Material provided:
%%

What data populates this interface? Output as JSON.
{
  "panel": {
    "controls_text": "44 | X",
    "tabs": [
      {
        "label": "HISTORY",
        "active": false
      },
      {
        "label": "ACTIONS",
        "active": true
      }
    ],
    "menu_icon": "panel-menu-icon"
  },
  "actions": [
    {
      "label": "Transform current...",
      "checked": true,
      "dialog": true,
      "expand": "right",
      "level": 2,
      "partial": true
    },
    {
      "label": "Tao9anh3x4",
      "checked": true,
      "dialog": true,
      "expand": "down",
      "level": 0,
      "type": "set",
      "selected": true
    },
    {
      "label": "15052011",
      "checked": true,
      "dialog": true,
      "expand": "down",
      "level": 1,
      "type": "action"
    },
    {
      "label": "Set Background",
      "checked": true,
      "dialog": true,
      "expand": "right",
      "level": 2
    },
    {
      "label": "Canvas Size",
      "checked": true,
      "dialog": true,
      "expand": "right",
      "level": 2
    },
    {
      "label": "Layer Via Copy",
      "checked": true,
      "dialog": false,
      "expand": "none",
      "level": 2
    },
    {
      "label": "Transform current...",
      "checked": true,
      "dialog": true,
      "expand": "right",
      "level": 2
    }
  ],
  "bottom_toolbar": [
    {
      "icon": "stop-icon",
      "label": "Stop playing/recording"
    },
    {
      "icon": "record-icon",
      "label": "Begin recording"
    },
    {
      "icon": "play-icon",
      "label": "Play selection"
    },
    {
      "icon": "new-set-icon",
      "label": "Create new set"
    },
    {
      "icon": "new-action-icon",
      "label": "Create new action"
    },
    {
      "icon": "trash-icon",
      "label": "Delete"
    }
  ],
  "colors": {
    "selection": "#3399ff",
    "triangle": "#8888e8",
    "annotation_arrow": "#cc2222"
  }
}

%%

What to work on: Show all lines from the listing above in which "icon" appears.

Solution for this exercise:
    "menu_icon": "panel-menu-icon"
      "icon": "stop-icon",
      "icon": "record-icon",
      "icon": "play-icon",
      "icon": "new-set-icon",
      "icon": "new-action-icon",
      "icon": "trash-icon",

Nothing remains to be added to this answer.